Give the data again, word for word.
— Begin Data for the task —
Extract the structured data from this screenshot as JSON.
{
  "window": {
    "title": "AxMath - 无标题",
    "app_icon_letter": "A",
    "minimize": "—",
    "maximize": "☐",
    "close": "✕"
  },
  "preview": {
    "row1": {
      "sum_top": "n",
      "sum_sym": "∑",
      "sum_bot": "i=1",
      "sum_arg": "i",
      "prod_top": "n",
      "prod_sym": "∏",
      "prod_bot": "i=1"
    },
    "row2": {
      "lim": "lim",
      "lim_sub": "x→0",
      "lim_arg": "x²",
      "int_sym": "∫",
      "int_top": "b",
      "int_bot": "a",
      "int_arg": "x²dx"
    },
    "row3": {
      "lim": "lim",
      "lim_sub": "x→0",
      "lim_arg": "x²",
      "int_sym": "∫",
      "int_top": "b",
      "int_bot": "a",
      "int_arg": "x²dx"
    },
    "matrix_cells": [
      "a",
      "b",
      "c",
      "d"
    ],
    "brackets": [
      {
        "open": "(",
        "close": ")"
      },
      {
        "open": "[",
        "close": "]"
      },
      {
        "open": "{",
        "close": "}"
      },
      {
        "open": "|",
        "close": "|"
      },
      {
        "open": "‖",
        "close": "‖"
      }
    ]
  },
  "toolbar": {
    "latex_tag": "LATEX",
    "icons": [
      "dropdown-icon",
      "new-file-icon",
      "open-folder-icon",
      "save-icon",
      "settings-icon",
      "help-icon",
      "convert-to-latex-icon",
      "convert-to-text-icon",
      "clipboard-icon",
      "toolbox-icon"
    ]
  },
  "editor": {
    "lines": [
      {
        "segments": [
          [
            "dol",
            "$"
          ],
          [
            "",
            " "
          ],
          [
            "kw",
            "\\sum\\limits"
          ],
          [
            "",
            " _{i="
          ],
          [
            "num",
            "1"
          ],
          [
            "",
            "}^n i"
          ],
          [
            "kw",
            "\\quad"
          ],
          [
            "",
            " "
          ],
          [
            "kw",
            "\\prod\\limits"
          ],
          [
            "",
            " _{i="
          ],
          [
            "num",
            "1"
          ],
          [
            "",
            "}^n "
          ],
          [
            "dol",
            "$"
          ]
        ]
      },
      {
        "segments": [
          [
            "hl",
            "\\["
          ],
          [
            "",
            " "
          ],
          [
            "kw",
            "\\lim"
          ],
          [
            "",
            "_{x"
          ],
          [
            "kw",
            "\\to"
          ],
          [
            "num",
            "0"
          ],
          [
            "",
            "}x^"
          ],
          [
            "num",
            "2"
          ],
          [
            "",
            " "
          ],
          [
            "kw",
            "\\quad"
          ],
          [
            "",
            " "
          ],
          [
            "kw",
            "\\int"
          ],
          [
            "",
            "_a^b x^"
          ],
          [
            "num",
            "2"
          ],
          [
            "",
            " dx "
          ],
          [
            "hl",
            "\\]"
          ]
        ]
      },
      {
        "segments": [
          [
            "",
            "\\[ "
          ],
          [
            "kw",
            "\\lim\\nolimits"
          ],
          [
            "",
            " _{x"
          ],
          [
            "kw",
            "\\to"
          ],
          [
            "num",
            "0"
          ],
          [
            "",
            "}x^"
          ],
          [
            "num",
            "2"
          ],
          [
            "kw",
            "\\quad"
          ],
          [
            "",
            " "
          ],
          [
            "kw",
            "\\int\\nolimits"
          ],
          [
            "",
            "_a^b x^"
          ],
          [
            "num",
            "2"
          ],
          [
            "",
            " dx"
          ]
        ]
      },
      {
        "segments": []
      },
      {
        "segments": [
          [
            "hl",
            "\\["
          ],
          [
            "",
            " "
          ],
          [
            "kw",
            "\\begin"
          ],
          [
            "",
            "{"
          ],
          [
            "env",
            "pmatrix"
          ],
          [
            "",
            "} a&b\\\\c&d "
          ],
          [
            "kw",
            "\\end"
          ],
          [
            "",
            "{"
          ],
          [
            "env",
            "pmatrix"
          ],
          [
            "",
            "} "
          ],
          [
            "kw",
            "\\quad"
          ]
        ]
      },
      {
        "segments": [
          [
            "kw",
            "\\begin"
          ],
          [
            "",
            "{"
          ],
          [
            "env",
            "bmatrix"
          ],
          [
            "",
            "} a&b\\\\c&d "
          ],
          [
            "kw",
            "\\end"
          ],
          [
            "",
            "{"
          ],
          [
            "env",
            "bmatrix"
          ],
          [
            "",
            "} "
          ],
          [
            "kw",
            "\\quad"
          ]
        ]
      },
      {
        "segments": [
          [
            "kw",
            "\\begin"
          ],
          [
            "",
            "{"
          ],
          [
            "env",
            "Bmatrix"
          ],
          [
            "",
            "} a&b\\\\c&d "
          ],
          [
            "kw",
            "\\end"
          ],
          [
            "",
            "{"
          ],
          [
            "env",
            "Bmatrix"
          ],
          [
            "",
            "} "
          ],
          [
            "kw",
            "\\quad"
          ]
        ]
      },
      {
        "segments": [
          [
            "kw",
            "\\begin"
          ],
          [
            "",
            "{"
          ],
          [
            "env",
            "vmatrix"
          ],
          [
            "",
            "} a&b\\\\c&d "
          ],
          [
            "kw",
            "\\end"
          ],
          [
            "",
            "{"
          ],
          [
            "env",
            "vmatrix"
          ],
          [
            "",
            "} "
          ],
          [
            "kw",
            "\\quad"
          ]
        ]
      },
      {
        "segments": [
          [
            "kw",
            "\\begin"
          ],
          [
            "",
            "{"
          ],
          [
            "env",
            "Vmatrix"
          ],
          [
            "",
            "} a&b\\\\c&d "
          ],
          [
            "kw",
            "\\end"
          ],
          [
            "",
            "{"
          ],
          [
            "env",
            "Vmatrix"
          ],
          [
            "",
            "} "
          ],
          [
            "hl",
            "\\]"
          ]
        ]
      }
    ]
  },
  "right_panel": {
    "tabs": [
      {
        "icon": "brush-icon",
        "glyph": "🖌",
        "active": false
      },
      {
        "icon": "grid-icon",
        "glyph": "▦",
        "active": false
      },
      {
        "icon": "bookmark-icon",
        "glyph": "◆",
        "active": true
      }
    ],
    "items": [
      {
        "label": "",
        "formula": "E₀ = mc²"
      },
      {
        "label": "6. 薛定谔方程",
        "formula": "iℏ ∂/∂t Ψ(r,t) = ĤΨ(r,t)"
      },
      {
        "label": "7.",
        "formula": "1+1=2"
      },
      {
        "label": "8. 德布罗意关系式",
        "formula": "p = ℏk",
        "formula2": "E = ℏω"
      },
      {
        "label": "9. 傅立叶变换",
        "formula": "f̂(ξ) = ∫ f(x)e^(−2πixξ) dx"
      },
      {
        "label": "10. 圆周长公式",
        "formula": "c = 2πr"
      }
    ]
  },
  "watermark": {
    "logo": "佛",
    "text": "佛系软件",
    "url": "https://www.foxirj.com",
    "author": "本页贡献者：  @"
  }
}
— End Data for the task —
=== Worked solution ===
Extract the structured data from this screenshot as JSON.
{
  "window": {
    "title": "AxMath - 无标题",
    "app_icon_letter": "A",
    "minimize": "—",
    "maximize": "☐",
    "close": "✕"
  },
  "preview": {
    "row1": {
      "sum_top": "n",
      "sum_sym": "∑",
      "sum_bot": "i=1",
      "sum_arg": "i",
      "prod_top": "n",
      "prod_sym": "∏",
      "prod_bot": "i=1"
    },
    "row2": {
      "lim": "lim",
      "lim_sub": "x→0",
      "lim_arg": "x²",
      "int_sym": "∫",
      "int_top": "b",
      "int_bot": "a",
      "int_arg": "x²dx"
    },
    "row3": {
      "lim": "lim",
      "lim_sub": "x→0",
      "lim_arg": "x²",
      "int_sym": "∫",
      "int_top": "b",
      "int_bot": "a",
      "int_arg": "x²dx"
    },
    "matrix_cells": [
      "a",
      "b",
      "c",
      "d"
    ],
    "brackets": [
      {
        "open": "(",
        "close": ")"
      },
      {
        "open": "[",
        "close": "]"
      },
      {
        "open": "{",
        "close": "}"
      },
      {
        "open": "|",
        "close": "|"
      },
      {
        "open": "‖",
        "close": "‖"
      }
    ]
  },
  "toolbar": {
    "latex_tag": "LATEX",
    "icons": [
      "dropdown-icon",
      "new-file-icon",
      "open-folder-icon",
      "save-icon",
      "settings-icon",
      "help-icon",
      "convert-to-latex-icon",
      "convert-to-text-icon",
      "clipboard-icon",
      "toolbox-icon"
    ]
  },
  "editor": {
    "lines": [
      {
        "segments": [
          [
            "dol",
            "$"
          ],
          [
            "",
            " "
          ],
          [
            "kw",
            "\\sum\\limits"
          ],
          [
            "",
            " _{i="
          ],
          [
            "num",
            "1"
          ],
          [
            "",
            "}^n i"
          ],
          [
            "kw",
            "\\quad"
          ],
          [
            "",
            " "
          ],
          [
            "kw",
            "\\prod\\limits"
          ],
          [
            "",
            " _{i="
          ],
          [
            "num",
            "1"
          ],
          [
            "",
            "}^n "
          ],
          [
            "dol",
            "$"
          ]
        ]
      },
      {
        "segments": [
          [
            "hl",
            "\\["
          ],
          [
            "",
            " "
          ],
          [
            "kw",
            "\\lim"
          ],
          [
            "",
            "_{x"
          ],
          [
            "kw",
            "\\to"
          ],
          [
            "num",
            "0"
          ],
          [
            "",
            "}x^"
          ],
          [
            "num",
            "2"
          ],
          [
            "",
            " "
          ],
          [
            "kw",
            "\\quad"
          ],
          [
            "",
            " "
          ],
          [
            "kw",
            "\\int"
          ],
          [
            "",
            "_a^b x^"
          ],
          [
            "num",
            "2"
          ],
          [
            "",
            " dx "
          ],
          [
            "hl",
            "\\]"
          ]
        ]
      },
      {
        "segments": [
          [
            "",
            "\\[ "
          ],
          [
            "kw",
            "\\lim\\nolimits"
          ],
          [
            "",
            " _{x"
          ],
          [
            "kw",
            "\\to"
          ],
          [
            "num",
            "0"
          ],
          [
            "",
            "}x^"
          ],
          [
            "num",
            "2"
          ],
          [
            "kw",
            "\\quad"
          ],
          [
            "",
            " "
          ],
          [
            "kw",
            "\\int\\nolimits"
          ],
          [
            "",
            "_a^b x^"
          ],
          [
            "num",
            "2"
          ],
          [
            "",
            " dx"
          ]
        ]
      },
      {
        "segments": []
      },
      {
        "segments": [
          [
            "hl",
            "\\["
          ],
          [
            "",
            " "
          ],
          [
            "kw",
            "\\begin"
          ],
          [
            "",
            "{"
          ],
          [
            "env",
            "pmatrix"
          ],
          [
            "",
            "} a&b\\\\c&d "
          ],
          [
            "kw",
            "\\end"
          ],
          [
            "",
            "{"
          ],
          [
            "env",
            "pmatrix"
          ],
          [
            "",
            "} "
          ],
          [
            "kw",
            "\\quad"
          ]
        ]
      },
      {
        "segments": [
          [
            "kw",
            "\\begin"
          ],
          [
            "",
            "{"
          ],
          [
            "env",
            "bmatrix"
          ],
          [
            "",
            "} a&b\\\\c&d "
          ],
          [
            "kw",
            "\\end"
          ],
          [
            "",
            "{"
          ],
          [
            "env",
            "bmatrix"
          ],
          [
            "",
            "} "
          ],
          [
            "kw",
            "\\quad"
          ]
        ]
      },
      {
        "segments": [
          [
            "kw",
            "\\begin"
          ],
          [
            "",
            "{"
          ],
          [
            "env",
            "Bmatrix"
          ],
          [
            "",
            "} a&b\\\\c&d "
          ],
          [
            "kw",
            "\\end"
          ],
          [
            "",
            "{"
          ],
          [
            "env",
            "Bmatrix"
          ],
          [
            "",
            "} "
          ],
          [
            "kw",
            "\\quad"
          ]
        ]
      },
      {
        "segments": [
          [
            "kw",
            "\\begin"
          ],
          [
            "",
            "{"
          ],
          [
            "env",
            "vmatrix"
          ],
          [
            "",
            "} a&b\\\\c&d "
          ],
          [
            "kw",
            "\\end"
          ],
          [
            "",
            "{"
          ],
          [
            "env",
            "vmatrix"
          ],
          [
            "",
            "} "
          ],
          [
            "kw",
            "\\quad"
          ]
        ]
      },
      {
        "segments": [
          [
            "kw",
            "\\begin"
          ],
          [
            "",
            "{"
          ],
          [
            "env",
            "Vmatrix"
          ],
          [
            "",
            "} a&b\\\\c&d "
          ],
          [
            "kw",
            "\\end"
          ],
          [
            "",
            "{"
          ],
          [
            "env",
            "Vmatrix"
          ],
          [
            "",
            "} "
          ],
          [
            "hl",
            "\\]"
          ]
        ]
      }
    ]
  },
  "right_panel": {
    "tabs": [
      {
        "icon": "brush-icon",
        "glyph": "🖌",
        "active": false
      },
      {
        "icon": "grid-icon",
        "glyph": "▦",
        "active": false
      },
      {
        "icon": "bookmark-icon",
        "glyph": "◆",
        "active": true
      }
    ],
    "items": [
      {
        "label": "",
        "formula": "E₀ = mc²"
      },
      {
        "label": "6. 薛定谔方程",
        "formula": "iℏ ∂/∂t Ψ(r,t) = ĤΨ(r,t)"
      },
      {
        "label": "7.",
        "formula": "1+1=2"
      },
      {
        "label": "8. 德布罗意关系式",
        "formula": "p = ℏk",
        "formula2": "E = ℏω"
      },
      {
        "label": "9. 傅立叶变换",
        "formula": "f̂(ξ) = ∫ f(x)e^(−2πixξ) dx"
      },
      {
        "label": "10. 圆周长公式",
        "formula": "c = 2πr"
      }
    ]
  },
  "watermark": {
    "logo": "佛",
    "text": "佛系软件",
    "url": "https://www.foxirj.com",
    "author": "本页贡献者：  @"
  }
}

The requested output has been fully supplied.